> [DIRECTIONS FOR THIS TASK] Collect all lines below with the string "bottom".

> [GIVEN ENTRIES]

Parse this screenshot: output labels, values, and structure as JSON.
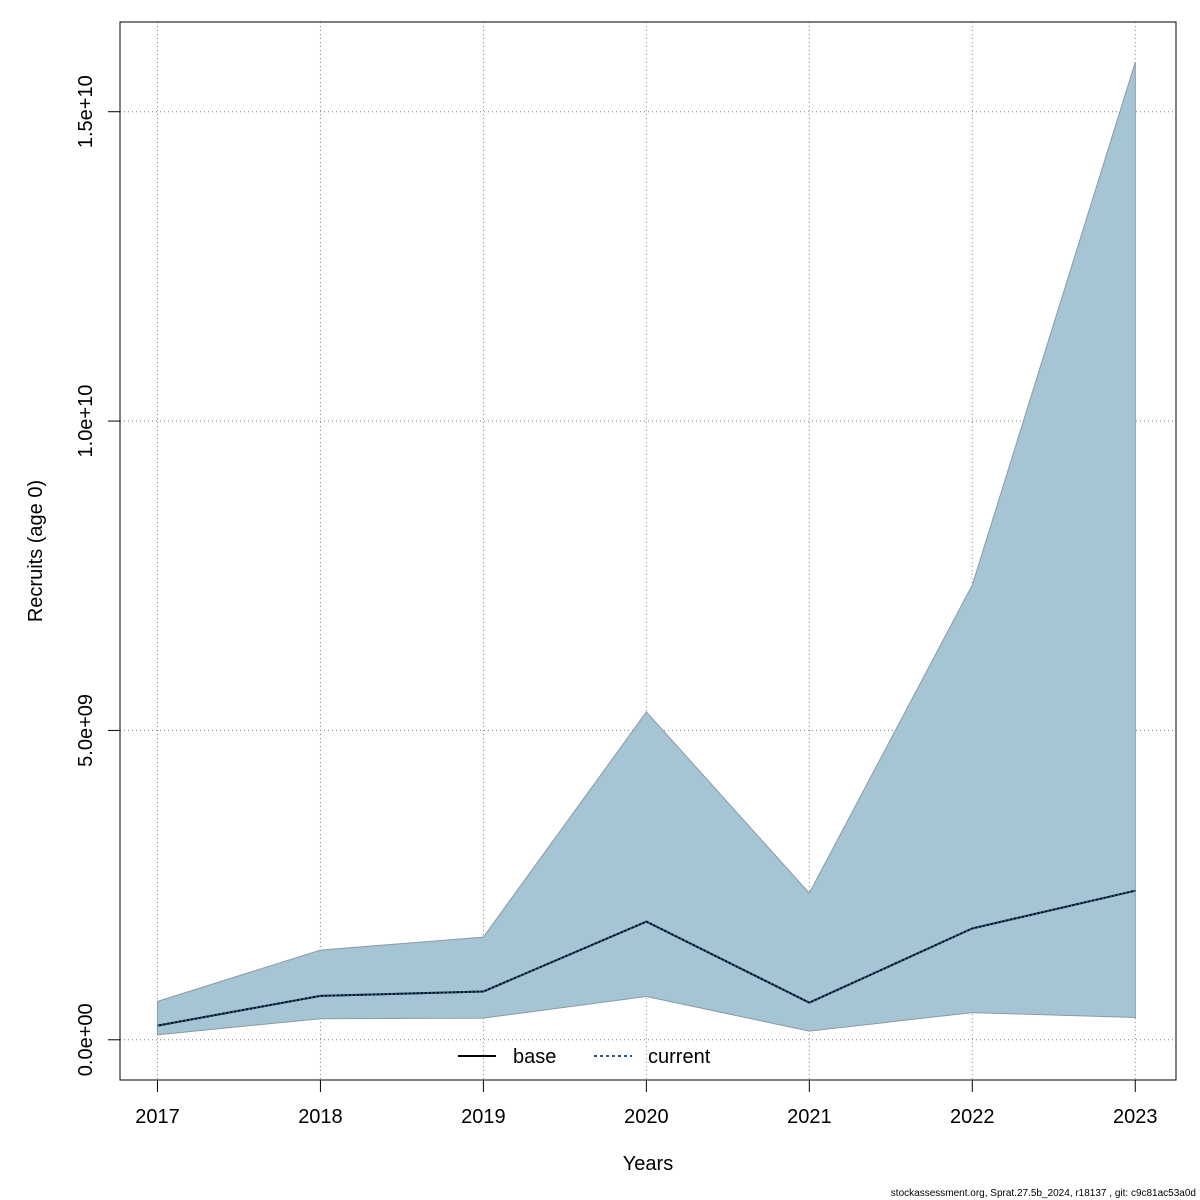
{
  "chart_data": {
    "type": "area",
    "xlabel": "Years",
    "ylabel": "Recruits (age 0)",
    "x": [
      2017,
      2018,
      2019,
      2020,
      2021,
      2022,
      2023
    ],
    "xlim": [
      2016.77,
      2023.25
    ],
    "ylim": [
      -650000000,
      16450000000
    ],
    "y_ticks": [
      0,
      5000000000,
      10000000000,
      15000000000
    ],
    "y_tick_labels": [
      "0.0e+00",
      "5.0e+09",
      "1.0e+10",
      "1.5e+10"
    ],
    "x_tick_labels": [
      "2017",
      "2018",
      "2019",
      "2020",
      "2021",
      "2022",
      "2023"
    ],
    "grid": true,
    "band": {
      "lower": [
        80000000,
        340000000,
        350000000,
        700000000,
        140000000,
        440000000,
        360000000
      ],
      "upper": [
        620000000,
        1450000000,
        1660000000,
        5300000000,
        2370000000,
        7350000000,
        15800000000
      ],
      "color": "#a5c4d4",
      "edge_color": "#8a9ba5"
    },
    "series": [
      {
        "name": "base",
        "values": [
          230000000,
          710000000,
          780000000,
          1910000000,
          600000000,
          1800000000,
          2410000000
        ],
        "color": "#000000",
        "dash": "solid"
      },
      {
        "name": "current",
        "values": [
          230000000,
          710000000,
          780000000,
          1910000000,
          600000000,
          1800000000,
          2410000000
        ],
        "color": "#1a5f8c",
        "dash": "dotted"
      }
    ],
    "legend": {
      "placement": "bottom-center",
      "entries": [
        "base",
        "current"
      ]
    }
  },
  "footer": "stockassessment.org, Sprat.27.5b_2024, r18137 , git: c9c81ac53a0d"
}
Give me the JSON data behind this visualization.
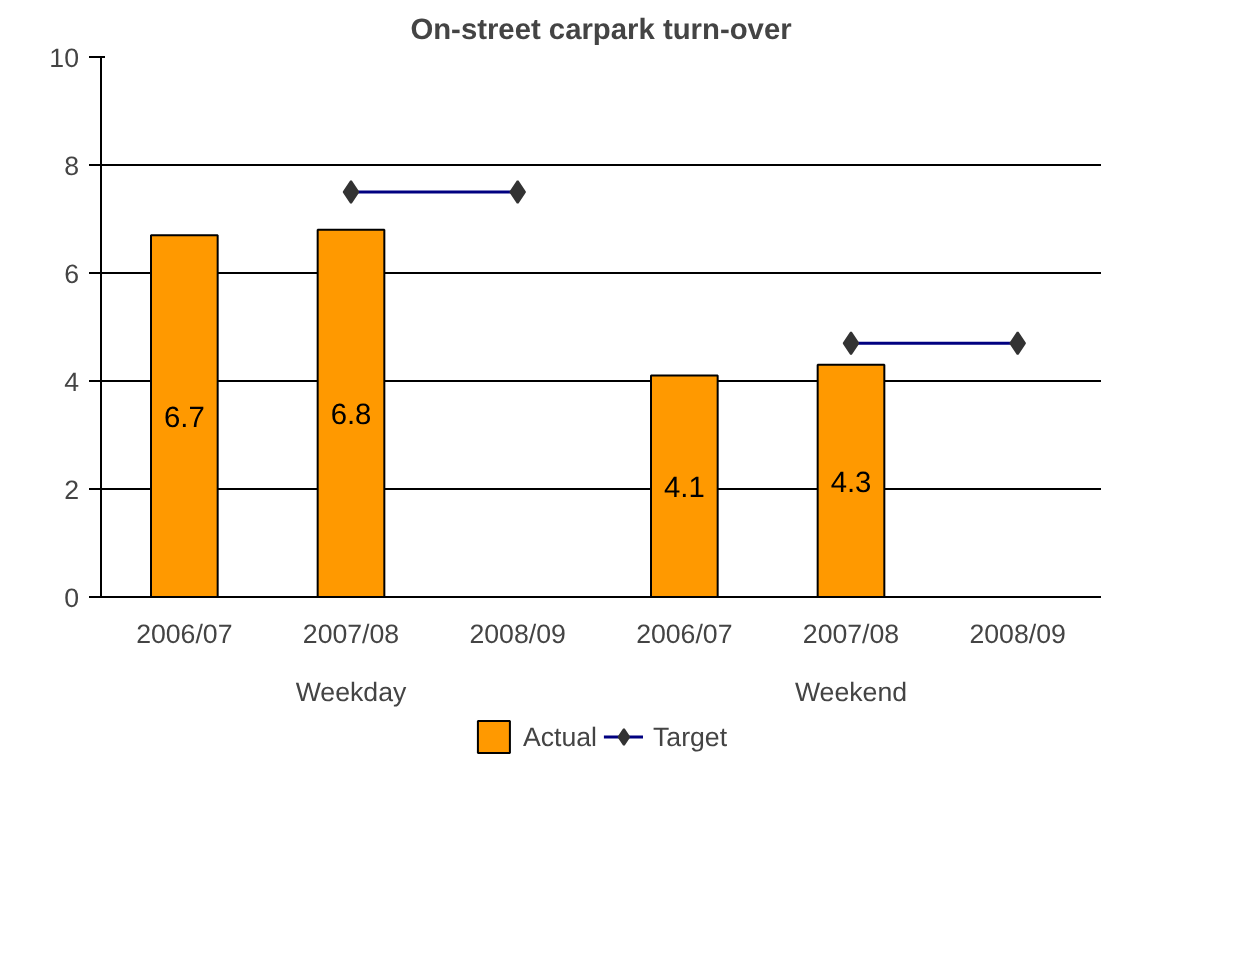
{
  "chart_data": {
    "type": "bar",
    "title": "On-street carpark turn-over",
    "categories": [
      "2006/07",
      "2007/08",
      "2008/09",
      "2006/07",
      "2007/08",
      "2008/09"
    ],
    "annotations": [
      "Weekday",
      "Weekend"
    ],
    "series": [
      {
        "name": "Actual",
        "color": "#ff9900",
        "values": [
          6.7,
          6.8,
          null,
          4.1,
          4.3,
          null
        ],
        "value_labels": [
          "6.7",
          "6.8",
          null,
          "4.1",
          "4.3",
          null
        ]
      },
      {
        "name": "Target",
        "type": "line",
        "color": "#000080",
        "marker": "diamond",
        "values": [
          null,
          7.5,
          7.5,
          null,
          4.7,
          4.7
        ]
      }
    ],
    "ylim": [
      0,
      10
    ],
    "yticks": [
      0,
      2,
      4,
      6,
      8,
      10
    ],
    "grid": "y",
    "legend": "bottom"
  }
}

...

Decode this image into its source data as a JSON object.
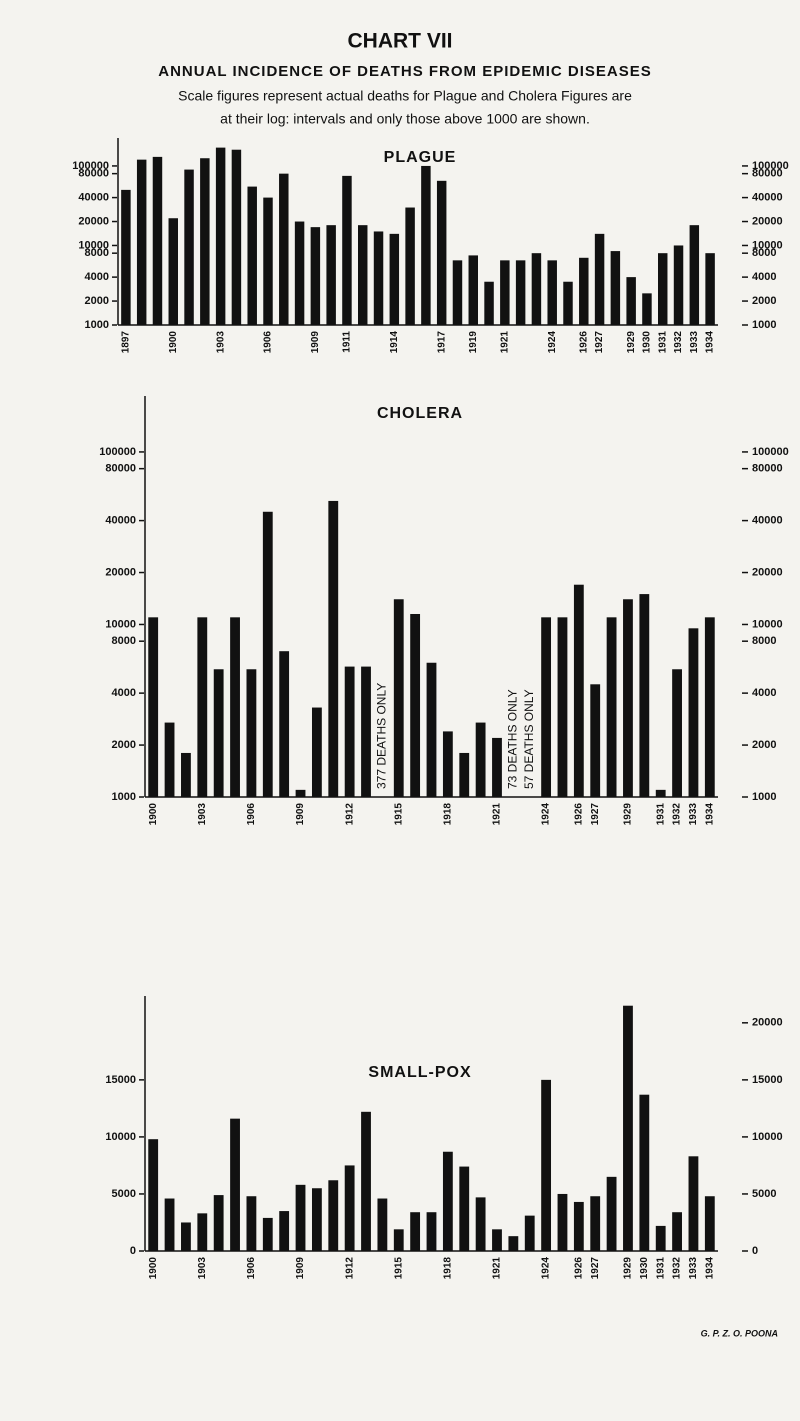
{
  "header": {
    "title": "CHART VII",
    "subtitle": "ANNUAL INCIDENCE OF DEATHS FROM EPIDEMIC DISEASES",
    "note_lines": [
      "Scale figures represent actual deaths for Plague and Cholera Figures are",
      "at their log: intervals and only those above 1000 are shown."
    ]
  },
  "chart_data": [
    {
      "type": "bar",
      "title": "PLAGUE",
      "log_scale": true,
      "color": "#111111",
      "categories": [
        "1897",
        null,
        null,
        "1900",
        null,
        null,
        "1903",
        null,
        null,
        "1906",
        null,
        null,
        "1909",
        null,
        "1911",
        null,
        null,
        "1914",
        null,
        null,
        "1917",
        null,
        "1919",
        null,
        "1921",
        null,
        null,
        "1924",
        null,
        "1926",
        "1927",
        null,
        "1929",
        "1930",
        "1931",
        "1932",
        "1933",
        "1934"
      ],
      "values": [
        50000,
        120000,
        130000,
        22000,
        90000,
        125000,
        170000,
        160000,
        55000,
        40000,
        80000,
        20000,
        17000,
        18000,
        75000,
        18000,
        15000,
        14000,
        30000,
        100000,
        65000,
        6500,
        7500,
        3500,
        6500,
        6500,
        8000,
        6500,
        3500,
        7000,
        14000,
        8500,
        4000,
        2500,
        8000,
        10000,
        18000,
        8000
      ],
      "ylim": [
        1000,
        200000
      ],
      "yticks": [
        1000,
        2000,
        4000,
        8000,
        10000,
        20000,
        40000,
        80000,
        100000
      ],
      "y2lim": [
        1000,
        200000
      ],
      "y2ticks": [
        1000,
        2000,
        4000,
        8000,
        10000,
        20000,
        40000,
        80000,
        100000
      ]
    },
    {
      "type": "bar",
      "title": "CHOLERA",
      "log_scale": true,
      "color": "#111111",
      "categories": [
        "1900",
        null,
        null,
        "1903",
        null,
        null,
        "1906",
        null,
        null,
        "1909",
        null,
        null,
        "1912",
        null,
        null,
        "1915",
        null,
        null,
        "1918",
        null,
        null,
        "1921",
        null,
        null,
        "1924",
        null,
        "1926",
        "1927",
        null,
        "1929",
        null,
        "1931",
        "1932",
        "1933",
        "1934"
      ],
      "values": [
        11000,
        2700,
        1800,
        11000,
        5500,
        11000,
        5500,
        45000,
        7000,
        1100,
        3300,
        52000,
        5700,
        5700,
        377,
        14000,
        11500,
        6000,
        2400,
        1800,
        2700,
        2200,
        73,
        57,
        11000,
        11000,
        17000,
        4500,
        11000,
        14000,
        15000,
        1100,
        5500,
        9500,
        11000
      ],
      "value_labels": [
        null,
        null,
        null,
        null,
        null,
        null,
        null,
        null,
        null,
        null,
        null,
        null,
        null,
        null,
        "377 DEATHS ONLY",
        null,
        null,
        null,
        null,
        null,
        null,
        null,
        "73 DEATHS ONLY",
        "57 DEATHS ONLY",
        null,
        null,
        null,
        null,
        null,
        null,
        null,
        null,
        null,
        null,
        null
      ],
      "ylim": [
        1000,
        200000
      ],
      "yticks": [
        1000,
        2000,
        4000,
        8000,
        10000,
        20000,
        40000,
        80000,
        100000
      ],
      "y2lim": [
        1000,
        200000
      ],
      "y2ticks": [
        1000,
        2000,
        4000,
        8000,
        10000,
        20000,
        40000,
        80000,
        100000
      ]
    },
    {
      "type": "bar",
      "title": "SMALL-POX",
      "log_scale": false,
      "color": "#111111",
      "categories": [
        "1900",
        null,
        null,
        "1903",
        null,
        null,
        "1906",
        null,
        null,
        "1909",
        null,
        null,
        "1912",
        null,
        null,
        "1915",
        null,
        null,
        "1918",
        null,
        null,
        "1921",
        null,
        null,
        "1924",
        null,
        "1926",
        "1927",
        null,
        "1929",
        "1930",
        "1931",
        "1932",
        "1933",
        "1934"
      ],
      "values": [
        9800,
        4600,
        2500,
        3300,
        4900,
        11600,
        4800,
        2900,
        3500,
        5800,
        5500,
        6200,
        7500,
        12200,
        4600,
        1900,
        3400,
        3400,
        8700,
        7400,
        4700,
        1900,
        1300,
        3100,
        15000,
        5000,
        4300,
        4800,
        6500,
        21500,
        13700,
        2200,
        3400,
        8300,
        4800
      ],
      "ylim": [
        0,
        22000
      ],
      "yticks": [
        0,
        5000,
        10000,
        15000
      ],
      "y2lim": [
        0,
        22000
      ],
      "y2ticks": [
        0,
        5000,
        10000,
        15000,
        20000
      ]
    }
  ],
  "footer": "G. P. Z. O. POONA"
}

> [OUTPUT FOR THIS EXERCISE]
      "placement": "bottom-center",
    "legend": "bottom"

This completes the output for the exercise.